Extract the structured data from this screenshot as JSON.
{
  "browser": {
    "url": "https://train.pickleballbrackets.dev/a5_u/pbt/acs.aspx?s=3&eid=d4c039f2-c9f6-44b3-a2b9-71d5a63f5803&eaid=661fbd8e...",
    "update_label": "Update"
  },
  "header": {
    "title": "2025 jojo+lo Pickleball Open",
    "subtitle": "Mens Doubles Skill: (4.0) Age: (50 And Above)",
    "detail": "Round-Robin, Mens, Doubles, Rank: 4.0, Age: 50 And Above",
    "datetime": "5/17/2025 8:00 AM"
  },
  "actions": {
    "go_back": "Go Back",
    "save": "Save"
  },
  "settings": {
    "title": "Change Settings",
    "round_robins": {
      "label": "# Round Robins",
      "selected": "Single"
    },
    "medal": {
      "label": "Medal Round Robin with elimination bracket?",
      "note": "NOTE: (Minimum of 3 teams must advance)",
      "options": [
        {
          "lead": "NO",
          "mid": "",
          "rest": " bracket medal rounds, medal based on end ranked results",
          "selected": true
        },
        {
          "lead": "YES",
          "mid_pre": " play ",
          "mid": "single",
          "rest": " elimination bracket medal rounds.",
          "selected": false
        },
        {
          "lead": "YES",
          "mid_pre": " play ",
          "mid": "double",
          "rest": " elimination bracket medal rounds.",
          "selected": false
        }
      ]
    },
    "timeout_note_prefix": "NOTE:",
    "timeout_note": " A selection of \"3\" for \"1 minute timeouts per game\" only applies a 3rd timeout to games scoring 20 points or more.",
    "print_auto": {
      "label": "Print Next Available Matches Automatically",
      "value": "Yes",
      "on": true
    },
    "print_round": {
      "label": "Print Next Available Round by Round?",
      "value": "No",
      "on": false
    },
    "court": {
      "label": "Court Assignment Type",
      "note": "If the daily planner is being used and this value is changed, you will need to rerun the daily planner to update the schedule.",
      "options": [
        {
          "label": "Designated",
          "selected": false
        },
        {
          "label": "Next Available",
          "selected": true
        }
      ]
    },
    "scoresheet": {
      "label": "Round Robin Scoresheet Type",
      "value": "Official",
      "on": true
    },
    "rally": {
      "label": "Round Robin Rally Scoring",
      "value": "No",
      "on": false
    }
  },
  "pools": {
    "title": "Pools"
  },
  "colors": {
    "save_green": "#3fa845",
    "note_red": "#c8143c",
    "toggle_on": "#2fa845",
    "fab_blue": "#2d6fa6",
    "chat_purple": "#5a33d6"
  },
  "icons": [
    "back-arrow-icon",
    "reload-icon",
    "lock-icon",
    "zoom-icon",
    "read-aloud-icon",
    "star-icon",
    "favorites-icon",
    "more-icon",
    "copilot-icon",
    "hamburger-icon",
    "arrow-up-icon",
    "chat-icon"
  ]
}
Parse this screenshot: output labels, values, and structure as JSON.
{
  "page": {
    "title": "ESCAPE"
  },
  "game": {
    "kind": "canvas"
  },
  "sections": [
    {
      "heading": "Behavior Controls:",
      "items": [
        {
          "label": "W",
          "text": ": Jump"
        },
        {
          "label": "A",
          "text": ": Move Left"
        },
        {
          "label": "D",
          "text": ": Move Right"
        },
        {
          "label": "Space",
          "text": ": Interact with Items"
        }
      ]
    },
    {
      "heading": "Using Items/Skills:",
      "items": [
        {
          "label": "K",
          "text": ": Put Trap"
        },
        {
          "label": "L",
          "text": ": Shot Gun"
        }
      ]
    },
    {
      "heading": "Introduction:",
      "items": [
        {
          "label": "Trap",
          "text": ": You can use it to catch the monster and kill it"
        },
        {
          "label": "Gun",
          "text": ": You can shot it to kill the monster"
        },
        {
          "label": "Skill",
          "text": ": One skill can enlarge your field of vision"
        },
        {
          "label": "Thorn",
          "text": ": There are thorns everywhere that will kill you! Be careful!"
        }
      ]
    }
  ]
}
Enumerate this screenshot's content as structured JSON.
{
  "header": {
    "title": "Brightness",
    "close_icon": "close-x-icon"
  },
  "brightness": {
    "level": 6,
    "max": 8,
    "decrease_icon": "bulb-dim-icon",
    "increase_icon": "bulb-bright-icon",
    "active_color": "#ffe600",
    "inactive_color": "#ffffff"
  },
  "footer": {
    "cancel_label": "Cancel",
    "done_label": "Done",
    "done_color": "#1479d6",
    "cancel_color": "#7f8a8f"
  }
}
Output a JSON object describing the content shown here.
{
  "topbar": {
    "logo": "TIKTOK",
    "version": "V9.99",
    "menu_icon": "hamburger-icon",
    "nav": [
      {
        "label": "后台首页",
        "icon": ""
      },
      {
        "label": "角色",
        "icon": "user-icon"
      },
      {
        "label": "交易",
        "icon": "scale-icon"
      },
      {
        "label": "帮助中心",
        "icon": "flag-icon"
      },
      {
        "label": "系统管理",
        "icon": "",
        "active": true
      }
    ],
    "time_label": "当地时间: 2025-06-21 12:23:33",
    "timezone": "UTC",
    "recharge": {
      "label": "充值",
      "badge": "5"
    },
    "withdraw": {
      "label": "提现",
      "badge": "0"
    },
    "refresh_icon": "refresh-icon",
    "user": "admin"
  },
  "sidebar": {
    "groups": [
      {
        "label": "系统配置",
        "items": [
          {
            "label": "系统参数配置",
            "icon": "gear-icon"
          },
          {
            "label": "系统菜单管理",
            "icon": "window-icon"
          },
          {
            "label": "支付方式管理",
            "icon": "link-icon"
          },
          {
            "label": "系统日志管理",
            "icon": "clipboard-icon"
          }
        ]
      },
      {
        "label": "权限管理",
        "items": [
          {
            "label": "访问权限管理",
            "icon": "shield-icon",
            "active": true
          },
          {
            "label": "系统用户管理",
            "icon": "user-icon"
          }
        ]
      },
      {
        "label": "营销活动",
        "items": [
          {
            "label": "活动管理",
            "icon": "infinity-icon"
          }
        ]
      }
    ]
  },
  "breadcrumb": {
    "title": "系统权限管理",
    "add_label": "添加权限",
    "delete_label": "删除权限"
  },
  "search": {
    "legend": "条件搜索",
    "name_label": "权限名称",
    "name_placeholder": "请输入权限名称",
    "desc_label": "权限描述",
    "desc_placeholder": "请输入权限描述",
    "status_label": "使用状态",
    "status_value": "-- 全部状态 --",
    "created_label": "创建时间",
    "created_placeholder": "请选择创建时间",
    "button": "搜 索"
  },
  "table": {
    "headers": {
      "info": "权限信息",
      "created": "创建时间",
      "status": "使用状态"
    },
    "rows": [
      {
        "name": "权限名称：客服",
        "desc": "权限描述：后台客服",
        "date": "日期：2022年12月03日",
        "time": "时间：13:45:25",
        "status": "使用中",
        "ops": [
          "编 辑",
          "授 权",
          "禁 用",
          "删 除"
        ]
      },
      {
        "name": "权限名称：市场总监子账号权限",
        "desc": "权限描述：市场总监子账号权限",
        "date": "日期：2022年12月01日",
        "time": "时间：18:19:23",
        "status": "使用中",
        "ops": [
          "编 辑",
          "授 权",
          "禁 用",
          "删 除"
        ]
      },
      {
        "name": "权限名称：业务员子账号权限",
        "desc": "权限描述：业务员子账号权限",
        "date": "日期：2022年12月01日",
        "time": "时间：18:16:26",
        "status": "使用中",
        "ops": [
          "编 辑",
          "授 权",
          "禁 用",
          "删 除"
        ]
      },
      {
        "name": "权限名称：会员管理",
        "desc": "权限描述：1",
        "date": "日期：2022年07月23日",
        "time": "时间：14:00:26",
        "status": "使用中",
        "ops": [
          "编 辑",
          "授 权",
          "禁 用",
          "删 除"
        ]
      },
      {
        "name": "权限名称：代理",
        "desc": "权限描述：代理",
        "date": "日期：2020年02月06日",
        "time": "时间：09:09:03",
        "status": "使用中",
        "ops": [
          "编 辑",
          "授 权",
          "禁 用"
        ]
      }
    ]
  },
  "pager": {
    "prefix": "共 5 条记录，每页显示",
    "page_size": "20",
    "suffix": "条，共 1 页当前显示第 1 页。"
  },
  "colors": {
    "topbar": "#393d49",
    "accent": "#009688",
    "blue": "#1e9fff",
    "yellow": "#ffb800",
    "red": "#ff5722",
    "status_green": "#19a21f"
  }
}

# WRITTEN INSTRUCTION:
Check each line above for "this" and return the ones that have it.

# THE REPLY:
Extract the structured data from this screenshot as JSON.
      "note": "If the daily planner is being used and this value is changed, you will need to rerun the daily planner to update the schedule.",
Parse this screenshot: output labels, values, and structure as JSON.
Enumerate this screenshot's content as structured JSON.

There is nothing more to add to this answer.